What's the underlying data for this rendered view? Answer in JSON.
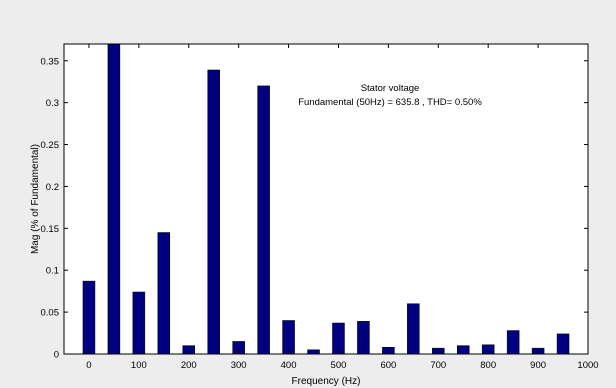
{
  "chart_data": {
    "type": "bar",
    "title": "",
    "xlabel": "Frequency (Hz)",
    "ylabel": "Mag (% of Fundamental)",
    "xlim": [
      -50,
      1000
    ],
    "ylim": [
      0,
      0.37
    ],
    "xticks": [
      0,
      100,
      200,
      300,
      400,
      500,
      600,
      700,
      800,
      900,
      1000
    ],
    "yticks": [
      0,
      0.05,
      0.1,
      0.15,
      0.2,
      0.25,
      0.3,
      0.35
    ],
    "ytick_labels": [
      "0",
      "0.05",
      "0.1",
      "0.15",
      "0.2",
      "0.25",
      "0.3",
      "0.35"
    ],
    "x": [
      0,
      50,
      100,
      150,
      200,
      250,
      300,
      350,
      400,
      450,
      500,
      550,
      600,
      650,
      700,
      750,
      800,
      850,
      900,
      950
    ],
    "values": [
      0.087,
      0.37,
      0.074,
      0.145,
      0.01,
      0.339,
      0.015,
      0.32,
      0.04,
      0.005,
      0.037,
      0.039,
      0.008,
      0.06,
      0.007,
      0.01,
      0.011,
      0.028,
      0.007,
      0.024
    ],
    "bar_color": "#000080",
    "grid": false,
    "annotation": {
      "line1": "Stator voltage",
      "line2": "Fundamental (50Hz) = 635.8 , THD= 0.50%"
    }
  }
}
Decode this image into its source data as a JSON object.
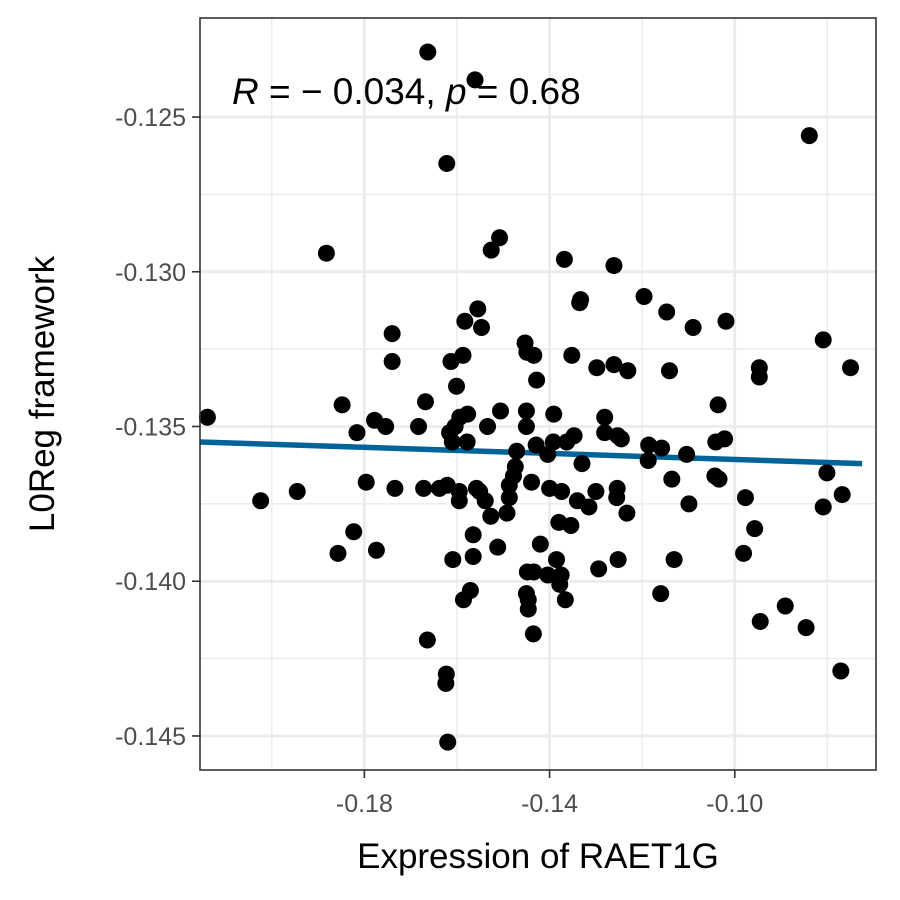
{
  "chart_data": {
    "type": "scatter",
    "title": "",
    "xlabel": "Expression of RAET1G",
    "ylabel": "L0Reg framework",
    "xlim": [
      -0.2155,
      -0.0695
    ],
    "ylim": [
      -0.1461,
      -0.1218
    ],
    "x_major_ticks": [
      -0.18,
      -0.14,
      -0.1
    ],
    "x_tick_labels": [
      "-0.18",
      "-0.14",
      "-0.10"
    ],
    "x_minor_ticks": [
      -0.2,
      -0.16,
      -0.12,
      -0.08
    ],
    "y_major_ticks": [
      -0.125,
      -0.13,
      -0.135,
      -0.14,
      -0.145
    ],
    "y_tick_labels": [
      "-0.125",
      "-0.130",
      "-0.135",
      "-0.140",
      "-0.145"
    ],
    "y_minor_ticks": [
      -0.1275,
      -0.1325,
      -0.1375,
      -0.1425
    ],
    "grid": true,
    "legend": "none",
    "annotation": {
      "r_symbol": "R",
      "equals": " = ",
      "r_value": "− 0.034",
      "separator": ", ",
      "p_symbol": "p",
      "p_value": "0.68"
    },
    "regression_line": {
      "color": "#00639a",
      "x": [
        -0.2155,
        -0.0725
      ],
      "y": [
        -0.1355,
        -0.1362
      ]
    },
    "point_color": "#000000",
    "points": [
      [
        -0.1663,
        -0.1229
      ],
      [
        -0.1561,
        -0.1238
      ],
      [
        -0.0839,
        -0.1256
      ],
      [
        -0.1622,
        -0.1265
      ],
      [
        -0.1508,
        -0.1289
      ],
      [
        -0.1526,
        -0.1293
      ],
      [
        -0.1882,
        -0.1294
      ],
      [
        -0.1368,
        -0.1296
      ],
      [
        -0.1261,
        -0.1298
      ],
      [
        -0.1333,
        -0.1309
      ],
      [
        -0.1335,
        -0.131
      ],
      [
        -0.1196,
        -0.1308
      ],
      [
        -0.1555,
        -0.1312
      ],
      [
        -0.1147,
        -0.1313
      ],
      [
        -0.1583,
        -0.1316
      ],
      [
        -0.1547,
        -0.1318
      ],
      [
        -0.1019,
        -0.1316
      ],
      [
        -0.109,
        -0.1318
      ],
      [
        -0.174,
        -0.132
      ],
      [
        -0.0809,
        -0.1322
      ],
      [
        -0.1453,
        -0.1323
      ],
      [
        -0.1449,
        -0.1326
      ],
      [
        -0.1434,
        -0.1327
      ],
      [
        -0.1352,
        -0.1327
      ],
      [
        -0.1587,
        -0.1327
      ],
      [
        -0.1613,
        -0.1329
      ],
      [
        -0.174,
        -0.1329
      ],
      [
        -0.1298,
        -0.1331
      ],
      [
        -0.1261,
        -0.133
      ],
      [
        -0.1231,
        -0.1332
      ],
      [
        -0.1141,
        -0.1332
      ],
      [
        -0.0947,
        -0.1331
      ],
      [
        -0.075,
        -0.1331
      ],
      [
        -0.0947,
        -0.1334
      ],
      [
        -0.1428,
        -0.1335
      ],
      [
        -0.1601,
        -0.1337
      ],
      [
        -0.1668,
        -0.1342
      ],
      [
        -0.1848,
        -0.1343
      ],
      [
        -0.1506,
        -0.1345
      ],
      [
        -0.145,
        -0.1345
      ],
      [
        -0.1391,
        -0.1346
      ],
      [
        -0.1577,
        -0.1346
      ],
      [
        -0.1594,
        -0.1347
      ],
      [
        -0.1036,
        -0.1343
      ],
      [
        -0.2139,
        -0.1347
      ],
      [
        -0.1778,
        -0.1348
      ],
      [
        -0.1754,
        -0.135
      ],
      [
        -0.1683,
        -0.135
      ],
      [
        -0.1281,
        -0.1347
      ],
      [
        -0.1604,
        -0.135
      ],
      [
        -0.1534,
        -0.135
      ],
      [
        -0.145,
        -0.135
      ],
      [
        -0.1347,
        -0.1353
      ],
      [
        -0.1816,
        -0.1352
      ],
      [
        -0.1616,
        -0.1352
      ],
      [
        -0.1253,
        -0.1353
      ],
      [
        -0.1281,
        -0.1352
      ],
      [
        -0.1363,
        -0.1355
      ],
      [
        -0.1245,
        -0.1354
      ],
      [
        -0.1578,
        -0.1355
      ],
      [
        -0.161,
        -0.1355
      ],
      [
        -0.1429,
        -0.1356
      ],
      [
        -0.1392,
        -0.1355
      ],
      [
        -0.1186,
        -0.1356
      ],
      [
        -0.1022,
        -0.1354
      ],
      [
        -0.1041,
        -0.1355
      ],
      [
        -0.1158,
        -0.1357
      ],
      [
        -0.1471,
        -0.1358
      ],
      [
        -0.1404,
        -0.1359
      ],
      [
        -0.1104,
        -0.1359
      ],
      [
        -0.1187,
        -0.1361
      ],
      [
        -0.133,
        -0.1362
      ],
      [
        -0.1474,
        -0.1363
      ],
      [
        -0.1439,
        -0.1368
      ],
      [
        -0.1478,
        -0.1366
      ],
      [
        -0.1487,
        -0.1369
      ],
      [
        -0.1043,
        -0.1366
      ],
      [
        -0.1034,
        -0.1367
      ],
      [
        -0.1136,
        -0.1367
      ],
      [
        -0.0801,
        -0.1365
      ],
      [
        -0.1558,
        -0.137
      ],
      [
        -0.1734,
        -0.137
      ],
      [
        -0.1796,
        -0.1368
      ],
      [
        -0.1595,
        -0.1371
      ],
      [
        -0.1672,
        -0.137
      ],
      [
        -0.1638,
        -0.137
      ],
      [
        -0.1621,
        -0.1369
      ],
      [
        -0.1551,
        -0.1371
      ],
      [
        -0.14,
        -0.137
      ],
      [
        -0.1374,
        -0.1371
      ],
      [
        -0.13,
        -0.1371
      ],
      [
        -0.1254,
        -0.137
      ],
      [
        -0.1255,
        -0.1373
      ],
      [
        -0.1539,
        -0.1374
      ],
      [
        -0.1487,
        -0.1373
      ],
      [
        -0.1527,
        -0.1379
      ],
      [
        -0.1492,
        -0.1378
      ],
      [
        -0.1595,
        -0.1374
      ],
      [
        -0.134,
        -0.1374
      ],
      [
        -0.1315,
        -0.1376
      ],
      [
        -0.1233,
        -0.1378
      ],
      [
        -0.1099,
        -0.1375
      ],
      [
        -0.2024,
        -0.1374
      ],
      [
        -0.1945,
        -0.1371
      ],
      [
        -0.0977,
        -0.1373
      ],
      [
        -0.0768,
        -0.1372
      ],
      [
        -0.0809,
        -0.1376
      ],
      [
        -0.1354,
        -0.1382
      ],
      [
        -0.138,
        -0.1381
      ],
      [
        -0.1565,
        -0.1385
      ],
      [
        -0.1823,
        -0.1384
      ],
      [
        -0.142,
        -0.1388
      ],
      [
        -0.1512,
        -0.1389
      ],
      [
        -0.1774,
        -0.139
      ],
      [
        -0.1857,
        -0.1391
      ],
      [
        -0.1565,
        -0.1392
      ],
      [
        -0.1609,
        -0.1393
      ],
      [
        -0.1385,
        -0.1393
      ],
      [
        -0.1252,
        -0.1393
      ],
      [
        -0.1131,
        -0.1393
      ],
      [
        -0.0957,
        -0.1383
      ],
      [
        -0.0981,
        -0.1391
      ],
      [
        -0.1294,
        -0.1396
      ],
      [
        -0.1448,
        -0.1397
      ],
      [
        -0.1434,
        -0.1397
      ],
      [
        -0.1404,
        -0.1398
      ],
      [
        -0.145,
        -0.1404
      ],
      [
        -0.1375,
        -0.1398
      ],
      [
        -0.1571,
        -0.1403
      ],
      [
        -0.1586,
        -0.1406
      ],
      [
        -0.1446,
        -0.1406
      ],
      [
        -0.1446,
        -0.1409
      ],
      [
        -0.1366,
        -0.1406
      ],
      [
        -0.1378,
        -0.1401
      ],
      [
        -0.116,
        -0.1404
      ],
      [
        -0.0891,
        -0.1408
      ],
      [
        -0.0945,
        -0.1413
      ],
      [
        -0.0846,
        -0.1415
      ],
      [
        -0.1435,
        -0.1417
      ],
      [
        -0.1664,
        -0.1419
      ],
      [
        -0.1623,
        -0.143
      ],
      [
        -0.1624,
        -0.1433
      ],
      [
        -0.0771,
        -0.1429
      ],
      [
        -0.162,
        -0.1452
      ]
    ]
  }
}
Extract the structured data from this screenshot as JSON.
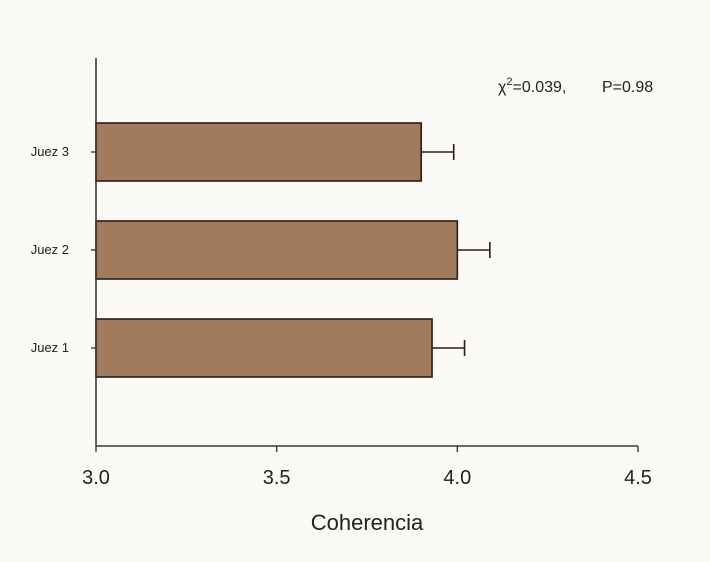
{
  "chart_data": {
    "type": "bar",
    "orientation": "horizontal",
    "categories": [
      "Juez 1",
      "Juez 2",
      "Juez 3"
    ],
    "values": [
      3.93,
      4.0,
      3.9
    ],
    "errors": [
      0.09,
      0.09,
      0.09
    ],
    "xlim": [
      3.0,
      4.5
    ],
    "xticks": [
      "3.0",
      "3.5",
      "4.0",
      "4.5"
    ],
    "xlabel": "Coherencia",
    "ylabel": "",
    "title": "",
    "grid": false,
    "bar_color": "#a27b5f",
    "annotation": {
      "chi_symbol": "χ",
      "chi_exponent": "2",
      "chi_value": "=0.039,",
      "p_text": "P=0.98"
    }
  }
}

————

**Exercise prompt**
Among the entries above, how many lines hold the string "JSON"? Respond with nothing but the number.

**Answer below**
3